> **Records for this task**:
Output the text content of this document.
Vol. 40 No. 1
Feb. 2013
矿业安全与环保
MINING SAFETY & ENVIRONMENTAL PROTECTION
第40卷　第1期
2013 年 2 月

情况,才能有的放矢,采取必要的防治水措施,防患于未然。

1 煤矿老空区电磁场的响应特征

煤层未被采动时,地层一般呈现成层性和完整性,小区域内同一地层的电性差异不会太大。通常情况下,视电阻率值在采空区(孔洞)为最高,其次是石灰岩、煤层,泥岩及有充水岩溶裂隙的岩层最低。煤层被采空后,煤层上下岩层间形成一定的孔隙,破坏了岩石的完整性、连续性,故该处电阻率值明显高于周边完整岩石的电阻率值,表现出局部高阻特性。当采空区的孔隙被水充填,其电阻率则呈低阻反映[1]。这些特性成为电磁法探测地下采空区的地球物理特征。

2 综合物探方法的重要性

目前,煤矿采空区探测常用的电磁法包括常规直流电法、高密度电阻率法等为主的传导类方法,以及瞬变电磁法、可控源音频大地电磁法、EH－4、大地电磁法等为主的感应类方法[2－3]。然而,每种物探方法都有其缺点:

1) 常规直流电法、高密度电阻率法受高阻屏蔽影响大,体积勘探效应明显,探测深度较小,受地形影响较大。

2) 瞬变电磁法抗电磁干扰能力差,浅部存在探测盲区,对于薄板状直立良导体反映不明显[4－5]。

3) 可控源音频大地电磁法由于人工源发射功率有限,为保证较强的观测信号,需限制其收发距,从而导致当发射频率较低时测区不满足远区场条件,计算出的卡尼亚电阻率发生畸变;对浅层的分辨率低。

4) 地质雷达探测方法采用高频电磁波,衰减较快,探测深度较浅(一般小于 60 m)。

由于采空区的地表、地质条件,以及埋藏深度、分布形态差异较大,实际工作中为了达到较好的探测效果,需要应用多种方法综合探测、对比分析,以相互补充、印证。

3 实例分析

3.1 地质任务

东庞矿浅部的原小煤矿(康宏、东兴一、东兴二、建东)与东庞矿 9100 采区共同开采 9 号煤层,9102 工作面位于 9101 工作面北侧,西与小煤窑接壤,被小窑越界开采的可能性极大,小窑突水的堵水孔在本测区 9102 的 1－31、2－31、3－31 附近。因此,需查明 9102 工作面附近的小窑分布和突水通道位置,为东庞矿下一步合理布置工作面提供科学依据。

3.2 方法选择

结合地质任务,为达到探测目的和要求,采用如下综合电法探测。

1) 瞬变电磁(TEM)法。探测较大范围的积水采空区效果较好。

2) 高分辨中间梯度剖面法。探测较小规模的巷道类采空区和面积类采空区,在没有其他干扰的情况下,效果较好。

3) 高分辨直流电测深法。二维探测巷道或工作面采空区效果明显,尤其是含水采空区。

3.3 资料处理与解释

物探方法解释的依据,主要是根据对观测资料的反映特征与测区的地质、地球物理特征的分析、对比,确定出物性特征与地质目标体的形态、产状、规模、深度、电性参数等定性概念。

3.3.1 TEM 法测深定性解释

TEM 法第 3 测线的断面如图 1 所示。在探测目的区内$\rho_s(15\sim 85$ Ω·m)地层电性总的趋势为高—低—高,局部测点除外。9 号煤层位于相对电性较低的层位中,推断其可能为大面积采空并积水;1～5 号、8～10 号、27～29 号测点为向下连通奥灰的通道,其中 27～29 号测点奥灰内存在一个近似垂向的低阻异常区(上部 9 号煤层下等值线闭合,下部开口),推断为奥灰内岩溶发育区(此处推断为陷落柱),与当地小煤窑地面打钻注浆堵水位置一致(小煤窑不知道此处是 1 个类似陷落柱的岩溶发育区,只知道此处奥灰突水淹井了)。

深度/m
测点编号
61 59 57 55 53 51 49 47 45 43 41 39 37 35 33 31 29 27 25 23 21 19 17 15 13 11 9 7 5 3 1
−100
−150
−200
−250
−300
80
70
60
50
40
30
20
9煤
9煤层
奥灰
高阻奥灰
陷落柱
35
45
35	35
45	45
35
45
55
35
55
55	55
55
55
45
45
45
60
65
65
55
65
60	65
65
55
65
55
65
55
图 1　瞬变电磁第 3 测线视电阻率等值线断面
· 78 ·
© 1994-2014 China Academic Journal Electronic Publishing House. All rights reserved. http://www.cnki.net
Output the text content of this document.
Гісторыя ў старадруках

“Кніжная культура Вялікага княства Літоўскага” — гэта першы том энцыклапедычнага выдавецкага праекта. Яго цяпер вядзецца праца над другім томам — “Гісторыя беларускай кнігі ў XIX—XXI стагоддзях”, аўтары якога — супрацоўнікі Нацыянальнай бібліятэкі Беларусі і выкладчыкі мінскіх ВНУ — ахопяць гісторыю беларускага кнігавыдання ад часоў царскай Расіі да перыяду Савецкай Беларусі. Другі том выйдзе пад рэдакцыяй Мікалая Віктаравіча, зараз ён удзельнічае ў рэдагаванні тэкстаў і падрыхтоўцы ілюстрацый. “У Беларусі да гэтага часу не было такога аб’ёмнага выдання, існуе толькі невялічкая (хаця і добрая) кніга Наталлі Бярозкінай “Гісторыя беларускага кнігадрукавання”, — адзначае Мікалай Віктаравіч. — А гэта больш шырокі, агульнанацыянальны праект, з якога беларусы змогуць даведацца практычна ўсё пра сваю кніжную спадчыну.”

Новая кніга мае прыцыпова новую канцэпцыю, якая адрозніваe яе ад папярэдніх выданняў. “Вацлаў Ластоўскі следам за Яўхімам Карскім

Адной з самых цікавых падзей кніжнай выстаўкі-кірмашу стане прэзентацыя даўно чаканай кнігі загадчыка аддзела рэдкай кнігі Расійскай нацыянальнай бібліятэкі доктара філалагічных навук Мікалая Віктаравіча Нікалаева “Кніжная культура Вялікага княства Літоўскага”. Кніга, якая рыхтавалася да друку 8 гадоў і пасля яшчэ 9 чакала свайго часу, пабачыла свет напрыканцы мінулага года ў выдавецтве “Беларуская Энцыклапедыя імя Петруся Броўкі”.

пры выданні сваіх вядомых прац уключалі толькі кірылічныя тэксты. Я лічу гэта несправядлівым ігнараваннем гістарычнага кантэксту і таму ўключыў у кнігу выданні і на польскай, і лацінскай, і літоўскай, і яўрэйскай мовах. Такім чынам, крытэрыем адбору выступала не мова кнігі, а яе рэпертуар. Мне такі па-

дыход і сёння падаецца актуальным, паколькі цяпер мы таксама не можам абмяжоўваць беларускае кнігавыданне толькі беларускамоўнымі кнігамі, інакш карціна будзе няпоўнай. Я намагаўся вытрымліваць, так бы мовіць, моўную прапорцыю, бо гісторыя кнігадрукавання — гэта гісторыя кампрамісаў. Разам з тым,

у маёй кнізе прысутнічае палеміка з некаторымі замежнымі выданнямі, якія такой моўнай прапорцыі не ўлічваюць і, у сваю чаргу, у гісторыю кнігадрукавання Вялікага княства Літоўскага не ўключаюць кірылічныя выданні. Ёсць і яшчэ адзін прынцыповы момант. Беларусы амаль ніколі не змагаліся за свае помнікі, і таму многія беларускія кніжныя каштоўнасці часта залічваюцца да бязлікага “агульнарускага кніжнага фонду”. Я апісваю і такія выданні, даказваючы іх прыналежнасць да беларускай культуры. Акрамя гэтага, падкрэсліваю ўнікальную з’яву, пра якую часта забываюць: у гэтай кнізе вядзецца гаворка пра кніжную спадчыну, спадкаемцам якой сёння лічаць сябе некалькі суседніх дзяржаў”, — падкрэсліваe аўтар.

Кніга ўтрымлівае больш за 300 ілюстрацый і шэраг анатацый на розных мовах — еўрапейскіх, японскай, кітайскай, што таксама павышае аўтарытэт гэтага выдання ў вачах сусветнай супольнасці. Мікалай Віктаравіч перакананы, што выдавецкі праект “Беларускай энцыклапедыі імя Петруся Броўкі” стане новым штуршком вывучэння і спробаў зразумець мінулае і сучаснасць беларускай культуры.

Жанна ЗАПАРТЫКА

> **What you should do**: Count the lines in the records above that contain the word "таму", and reply with only that number.

> **Task answer**: 2